Dataset entries
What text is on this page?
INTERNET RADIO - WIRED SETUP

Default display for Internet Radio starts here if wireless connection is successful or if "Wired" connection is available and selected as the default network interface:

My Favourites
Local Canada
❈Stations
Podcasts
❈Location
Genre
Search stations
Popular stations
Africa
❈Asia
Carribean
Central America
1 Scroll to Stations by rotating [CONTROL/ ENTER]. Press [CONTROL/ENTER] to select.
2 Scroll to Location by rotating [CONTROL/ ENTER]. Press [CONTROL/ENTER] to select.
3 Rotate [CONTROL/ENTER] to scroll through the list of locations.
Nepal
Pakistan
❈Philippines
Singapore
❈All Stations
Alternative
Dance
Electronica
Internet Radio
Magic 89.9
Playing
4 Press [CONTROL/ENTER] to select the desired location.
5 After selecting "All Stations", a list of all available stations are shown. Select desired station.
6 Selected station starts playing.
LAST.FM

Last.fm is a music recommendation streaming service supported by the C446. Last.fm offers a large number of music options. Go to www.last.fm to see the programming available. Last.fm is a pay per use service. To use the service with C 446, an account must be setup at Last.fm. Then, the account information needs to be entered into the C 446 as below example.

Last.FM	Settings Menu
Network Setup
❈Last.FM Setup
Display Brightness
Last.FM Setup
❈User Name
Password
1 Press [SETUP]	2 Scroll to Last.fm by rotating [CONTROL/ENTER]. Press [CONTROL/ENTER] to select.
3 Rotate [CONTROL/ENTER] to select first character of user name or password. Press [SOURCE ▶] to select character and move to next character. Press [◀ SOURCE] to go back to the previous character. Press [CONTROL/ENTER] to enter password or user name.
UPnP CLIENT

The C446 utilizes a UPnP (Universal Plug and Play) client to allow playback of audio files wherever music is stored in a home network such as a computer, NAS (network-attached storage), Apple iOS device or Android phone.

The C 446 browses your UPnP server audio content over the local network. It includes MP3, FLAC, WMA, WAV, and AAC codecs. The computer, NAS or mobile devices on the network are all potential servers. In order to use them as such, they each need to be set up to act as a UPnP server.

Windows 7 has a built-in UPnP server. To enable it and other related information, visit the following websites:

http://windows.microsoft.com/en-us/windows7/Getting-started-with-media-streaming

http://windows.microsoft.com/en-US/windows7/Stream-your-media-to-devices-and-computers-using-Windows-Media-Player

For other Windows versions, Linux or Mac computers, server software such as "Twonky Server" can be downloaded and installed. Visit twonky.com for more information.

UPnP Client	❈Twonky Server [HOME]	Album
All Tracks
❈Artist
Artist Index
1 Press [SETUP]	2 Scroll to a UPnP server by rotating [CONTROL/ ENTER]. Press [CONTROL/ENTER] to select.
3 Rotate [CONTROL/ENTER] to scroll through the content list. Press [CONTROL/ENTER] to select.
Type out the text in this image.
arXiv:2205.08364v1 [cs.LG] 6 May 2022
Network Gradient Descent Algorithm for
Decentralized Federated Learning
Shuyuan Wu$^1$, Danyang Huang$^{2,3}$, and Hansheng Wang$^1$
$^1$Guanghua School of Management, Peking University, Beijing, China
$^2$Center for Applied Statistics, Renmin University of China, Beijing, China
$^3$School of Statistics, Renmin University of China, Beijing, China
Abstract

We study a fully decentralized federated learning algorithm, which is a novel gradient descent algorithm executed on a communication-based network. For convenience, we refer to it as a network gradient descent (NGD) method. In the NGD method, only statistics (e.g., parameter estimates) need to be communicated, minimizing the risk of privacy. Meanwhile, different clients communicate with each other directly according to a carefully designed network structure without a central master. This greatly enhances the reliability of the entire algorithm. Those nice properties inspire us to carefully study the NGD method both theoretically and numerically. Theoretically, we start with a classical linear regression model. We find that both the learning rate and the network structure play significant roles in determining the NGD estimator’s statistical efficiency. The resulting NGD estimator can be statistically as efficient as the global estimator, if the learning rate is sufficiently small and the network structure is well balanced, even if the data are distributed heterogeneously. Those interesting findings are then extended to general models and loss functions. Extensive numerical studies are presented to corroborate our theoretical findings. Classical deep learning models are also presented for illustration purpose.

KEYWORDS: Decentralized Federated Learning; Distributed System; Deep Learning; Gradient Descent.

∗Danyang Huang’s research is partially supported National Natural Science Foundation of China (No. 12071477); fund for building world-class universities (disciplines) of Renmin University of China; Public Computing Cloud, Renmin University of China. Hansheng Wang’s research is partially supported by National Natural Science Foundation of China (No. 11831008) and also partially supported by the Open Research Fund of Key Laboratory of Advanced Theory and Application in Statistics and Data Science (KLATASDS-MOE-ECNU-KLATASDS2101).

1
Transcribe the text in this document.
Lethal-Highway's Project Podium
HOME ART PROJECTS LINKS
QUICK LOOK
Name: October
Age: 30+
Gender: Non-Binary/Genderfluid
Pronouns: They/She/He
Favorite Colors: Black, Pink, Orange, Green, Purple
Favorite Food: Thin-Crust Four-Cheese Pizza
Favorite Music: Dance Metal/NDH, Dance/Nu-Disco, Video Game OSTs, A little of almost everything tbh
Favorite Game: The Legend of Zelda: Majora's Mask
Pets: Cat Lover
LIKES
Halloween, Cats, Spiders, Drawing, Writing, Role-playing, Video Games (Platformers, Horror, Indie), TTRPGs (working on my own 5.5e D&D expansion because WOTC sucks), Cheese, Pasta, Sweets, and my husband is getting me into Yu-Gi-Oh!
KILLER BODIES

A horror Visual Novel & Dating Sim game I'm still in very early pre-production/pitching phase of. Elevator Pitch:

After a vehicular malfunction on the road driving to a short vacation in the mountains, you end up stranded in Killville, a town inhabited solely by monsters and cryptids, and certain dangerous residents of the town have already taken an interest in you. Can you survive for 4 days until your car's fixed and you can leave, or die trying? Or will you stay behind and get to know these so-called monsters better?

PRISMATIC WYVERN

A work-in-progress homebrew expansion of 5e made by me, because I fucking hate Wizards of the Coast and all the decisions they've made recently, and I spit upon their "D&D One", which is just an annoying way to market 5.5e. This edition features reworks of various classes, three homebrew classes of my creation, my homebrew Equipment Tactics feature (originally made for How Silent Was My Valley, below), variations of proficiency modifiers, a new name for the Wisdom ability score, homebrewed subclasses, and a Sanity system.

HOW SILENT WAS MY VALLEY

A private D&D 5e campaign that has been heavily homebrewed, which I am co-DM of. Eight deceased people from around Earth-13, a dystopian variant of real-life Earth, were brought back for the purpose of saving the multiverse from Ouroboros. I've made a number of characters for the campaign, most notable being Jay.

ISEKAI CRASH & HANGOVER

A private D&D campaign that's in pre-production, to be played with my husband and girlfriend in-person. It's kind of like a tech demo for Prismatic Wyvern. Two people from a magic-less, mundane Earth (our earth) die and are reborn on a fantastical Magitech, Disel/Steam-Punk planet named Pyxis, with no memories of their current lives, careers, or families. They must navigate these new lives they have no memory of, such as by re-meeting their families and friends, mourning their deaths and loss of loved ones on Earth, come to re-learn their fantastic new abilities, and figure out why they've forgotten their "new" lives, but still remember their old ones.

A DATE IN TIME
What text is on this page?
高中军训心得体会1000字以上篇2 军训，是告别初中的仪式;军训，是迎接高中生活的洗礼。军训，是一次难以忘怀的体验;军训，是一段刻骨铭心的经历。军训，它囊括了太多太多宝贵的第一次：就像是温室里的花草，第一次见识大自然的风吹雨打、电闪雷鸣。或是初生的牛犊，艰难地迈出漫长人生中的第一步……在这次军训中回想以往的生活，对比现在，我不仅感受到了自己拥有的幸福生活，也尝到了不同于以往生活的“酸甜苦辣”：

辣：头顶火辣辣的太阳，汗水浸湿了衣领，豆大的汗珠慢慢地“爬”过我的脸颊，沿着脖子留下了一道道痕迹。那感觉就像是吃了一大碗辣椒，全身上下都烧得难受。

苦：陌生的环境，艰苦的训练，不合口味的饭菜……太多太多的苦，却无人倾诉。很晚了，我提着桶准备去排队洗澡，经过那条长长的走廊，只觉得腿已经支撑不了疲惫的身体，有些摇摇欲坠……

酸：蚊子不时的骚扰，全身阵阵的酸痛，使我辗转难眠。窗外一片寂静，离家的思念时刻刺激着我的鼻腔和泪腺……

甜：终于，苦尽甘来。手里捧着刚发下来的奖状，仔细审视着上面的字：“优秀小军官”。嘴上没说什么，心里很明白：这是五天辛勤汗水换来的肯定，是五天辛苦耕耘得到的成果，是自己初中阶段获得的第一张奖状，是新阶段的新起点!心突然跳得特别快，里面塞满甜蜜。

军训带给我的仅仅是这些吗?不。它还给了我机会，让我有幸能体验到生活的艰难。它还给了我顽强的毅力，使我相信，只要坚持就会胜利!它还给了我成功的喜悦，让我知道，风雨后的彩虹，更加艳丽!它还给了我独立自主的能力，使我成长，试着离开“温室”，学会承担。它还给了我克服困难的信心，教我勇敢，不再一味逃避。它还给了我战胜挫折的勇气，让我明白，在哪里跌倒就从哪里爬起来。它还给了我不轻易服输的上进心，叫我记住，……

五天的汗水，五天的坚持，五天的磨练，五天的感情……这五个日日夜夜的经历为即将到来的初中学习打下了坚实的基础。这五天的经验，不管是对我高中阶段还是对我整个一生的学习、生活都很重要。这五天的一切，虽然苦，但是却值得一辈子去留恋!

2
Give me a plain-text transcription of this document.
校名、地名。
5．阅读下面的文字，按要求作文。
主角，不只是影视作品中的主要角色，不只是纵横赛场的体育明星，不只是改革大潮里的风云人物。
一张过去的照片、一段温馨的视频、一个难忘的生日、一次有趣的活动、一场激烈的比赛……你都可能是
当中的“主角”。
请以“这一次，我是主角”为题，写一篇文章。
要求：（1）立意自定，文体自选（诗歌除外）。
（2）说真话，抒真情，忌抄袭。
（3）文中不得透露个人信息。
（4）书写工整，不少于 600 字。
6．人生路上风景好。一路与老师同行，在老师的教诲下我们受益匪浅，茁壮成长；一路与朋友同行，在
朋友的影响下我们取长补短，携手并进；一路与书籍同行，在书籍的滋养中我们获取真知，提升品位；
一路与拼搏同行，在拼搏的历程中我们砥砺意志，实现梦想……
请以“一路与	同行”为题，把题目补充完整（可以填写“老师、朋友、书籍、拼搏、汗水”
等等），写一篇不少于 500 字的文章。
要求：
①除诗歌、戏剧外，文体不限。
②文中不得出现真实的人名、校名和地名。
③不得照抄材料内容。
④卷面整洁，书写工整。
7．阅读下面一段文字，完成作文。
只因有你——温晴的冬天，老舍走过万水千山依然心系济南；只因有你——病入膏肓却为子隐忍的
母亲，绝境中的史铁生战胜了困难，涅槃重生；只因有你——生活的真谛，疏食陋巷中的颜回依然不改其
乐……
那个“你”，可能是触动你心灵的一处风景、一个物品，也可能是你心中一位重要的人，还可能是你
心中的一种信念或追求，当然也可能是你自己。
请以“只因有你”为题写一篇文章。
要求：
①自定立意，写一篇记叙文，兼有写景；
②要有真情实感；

■ Written exercise ■
Copy every line in the records above that contains the word "desired".

■ Problem solution ■
4 Press [CONTROL/ENTER] to select the desired location.
5 After selecting "All Stations", a list of all available stations are shown. Select desired station.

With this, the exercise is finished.